**Goal**
Extract the full listing verbatim and drop any pictures from your copy.

Data entries
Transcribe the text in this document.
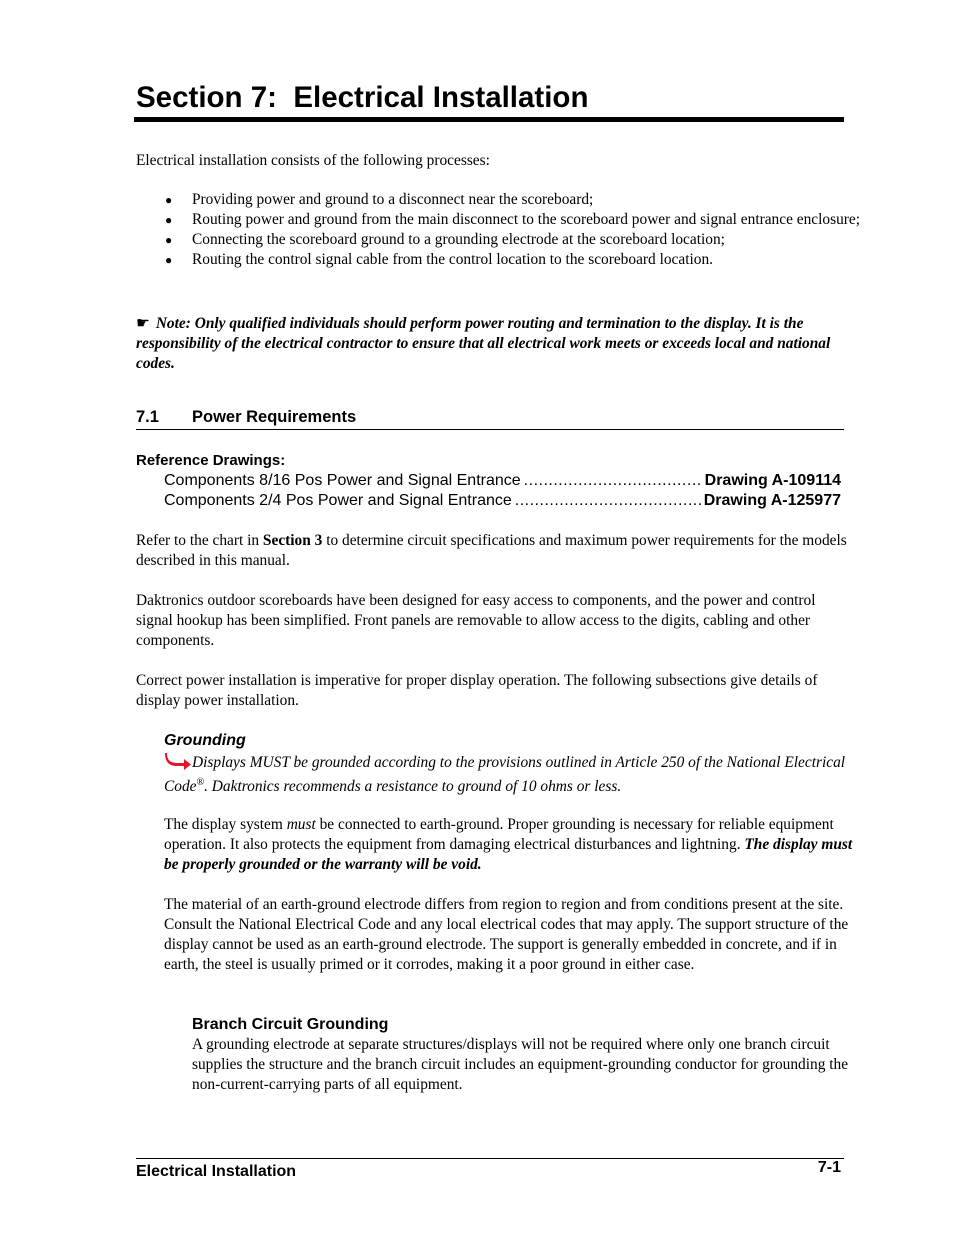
Section 7:  Electrical Installation
Electrical installation consists of the following processes:
● Providing power and ground to a disconnect near the scoreboard;
● Routing power and ground from the main disconnect to the scoreboard power and signal entrance enclosure;
● Connecting the scoreboard ground to a grounding electrode at the scoreboard location;
● Routing the control signal cable from the control location to the scoreboard location.
☛ Note: Only qualified individuals should perform power routing and termination to the display. It is the responsibility of the electrical contractor to ensure that all electrical work meets or exceeds local and national codes.
7.1 Power Requirements
Reference Drawings:
Components 8/16 Pos Power and Signal Entrance .....	Drawing A-109114
Components 2/4 Pos Power and Signal Entrance .....	Drawing A-125977
Refer to the chart in Section 3 to determine circuit specifications and maximum power requirements for the models described in this manual.
Daktronics outdoor scoreboards have been designed for easy access to components, and the power and control signal hookup has been simplified. Front panels are removable to allow access to the digits, cabling and other components.
Correct power installation is imperative for proper display operation. The following subsections give details of display power installation.
Grounding
Displays MUST be grounded according to the provisions outlined in Article 250 of the National Electrical Code®. Daktronics recommends a resistance to ground of 10 ohms or less.
The display system must be connected to earth-ground. Proper grounding is necessary for reliable equipment operation. It also protects the equipment from damaging electrical disturbances and lightning. The display must be properly grounded or the warranty will be void.
The material of an earth-ground electrode differs from region to region and from conditions present at the site. Consult the National Electrical Code and any local electrical codes that may apply. The support structure of the display cannot be used as an earth-ground electrode. The support is generally embedded in concrete, and if in earth, the steel is usually primed or it corrodes, making it a poor ground in either case.
Branch Circuit Grounding
A grounding electrode at separate structures/displays will not be required where only one branch circuit supplies the structure and the branch circuit includes an equipment-grounding conductor for grounding the non-current-carrying parts of all equipment.
Electrical Installation	7-1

**Exercise solution**
Transcribe the text in this document.
Section 7:  Electrical Installation
Electrical installation consists of the following processes:
● Providing power and ground to a disconnect near the scoreboard;
● Routing power and ground from the main disconnect to the scoreboard power and signal entrance enclosure;
● Connecting the scoreboard ground to a grounding electrode at the scoreboard location;
● Routing the control signal cable from the control location to the scoreboard location.
☛ Note: Only qualified individuals should perform power routing and termination to the display. It is the responsibility of the electrical contractor to ensure that all electrical work meets or exceeds local and national codes.
7.1 Power Requirements
Reference Drawings:
Components 8/16 Pos Power and Signal Entrance .....	Drawing A-109114
Components 2/4 Pos Power and Signal Entrance .....	Drawing A-125977
Refer to the chart in Section 3 to determine circuit specifications and maximum power requirements for the models described in this manual.
Daktronics outdoor scoreboards have been designed for easy access to components, and the power and control signal hookup has been simplified. Front panels are removable to allow access to the digits, cabling and other components.
Correct power installation is imperative for proper display operation. The following subsections give details of display power installation.
Grounding
Displays MUST be grounded according to the provisions outlined in Article 250 of the National Electrical Code®. Daktronics recommends a resistance to ground of 10 ohms or less.
The display system must be connected to earth-ground. Proper grounding is necessary for reliable equipment operation. It also protects the equipment from damaging electrical disturbances and lightning. The display must be properly grounded or the warranty will be void.
The material of an earth-ground electrode differs from region to region and from conditions present at the site. Consult the National Electrical Code and any local electrical codes that may apply. The support structure of the display cannot be used as an earth-ground electrode. The support is generally embedded in concrete, and if in earth, the steel is usually primed or it corrodes, making it a poor ground in either case.
Branch Circuit Grounding
A grounding electrode at separate structures/displays will not be required where only one branch circuit supplies the structure and the branch circuit includes an equipment-grounding conductor for grounding the non-current-carrying parts of all equipment.
Electrical Installation	7-1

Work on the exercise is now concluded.